**Problem details**
Repeat the full listing, word for word.

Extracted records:
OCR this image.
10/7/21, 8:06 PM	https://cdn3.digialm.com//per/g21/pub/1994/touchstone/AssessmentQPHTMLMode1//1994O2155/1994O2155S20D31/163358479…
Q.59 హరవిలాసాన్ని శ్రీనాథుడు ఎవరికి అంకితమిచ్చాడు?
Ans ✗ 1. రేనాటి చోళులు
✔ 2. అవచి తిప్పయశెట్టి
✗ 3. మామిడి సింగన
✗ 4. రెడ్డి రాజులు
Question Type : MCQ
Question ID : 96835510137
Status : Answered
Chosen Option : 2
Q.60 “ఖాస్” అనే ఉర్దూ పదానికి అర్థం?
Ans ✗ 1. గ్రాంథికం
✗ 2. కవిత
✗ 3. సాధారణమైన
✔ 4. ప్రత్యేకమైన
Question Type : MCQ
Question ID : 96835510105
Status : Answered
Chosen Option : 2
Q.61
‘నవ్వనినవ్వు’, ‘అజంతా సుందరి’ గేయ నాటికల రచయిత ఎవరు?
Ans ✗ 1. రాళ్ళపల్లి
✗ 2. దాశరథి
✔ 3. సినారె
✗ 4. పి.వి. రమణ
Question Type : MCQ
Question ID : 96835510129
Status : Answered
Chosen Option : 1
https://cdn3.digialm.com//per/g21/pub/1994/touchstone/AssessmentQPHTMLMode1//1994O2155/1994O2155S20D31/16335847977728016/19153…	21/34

**Solution to the problem**
OCR this image.
10/7/21, 8:06 PM	https://cdn3.digialm.com//per/g21/pub/1994/touchstone/AssessmentQPHTMLMode1//1994O2155/1994O2155S20D31/163358479…
Q.59 హరవిలాసాన్ని శ్రీనాథుడు ఎవరికి అంకితమిచ్చాడు?
Ans ✗ 1. రేనాటి చోళులు
✔ 2. అవచి తిప్పయశెట్టి
✗ 3. మామిడి సింగన
✗ 4. రెడ్డి రాజులు
Question Type : MCQ
Question ID : 96835510137
Status : Answered
Chosen Option : 2
Q.60 “ఖాస్” అనే ఉర్దూ పదానికి అర్థం?
Ans ✗ 1. గ్రాంథికం
✗ 2. కవిత
✗ 3. సాధారణమైన
✔ 4. ప్రత్యేకమైన
Question Type : MCQ
Question ID : 96835510105
Status : Answered
Chosen Option : 2
Q.61
‘నవ్వనినవ్వు’, ‘అజంతా సుందరి’ గేయ నాటికల రచయిత ఎవరు?
Ans ✗ 1. రాళ్ళపల్లి
✗ 2. దాశరథి
✔ 3. సినారె
✗ 4. పి.వి. రమణ
Question Type : MCQ
Question ID : 96835510129
Status : Answered
Chosen Option : 1
https://cdn3.digialm.com//per/g21/pub/1994/touchstone/AssessmentQPHTMLMode1//1994O2155/1994O2155S20D31/16335847977728016/19153…	21/34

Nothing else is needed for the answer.